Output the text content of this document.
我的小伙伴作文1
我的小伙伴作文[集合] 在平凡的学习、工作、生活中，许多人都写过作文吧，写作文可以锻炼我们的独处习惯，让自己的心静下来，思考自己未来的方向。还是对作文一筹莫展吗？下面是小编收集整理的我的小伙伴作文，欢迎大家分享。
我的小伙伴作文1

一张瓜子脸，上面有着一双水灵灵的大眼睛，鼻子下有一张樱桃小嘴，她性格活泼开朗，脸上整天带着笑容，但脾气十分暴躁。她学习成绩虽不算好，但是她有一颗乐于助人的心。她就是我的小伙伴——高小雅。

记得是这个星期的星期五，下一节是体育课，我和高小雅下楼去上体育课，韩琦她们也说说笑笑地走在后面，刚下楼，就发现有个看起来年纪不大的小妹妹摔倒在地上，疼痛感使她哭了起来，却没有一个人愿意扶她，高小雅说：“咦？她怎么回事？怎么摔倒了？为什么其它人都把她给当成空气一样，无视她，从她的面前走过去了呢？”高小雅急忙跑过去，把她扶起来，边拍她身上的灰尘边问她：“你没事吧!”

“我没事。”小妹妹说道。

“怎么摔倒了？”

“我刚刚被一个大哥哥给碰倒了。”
* * * * * * *
TASK STATEMENT: All of the entries above need to be reproduced exactly.

SOLUTION:
Output the text content of this document.
我的小伙伴作文1
我的小伙伴作文[集合] 在平凡的学习、工作、生活中，许多人都写过作文吧，写作文可以锻炼我们的独处习惯，让自己的心静下来，思考自己未来的方向。还是对作文一筹莫展吗？下面是小编收集整理的我的小伙伴作文，欢迎大家分享。
我的小伙伴作文1

一张瓜子脸，上面有着一双水灵灵的大眼睛，鼻子下有一张樱桃小嘴，她性格活泼开朗，脸上整天带着笑容，但脾气十分暴躁。她学习成绩虽不算好，但是她有一颗乐于助人的心。她就是我的小伙伴——高小雅。

记得是这个星期的星期五，下一节是体育课，我和高小雅下楼去上体育课，韩琦她们也说说笑笑地走在后面，刚下楼，就发现有个看起来年纪不大的小妹妹摔倒在地上，疼痛感使她哭了起来，却没有一个人愿意扶她，高小雅说：“咦？她怎么回事？怎么摔倒了？为什么其它人都把她给当成空气一样，无视她，从她的面前走过去了呢？”高小雅急忙跑过去，把她扶起来，边拍她身上的灰尘边问她：“你没事吧!”

“我没事。”小妹妹说道。

“怎么摔倒了？”

“我刚刚被一个大哥哥给碰倒了。”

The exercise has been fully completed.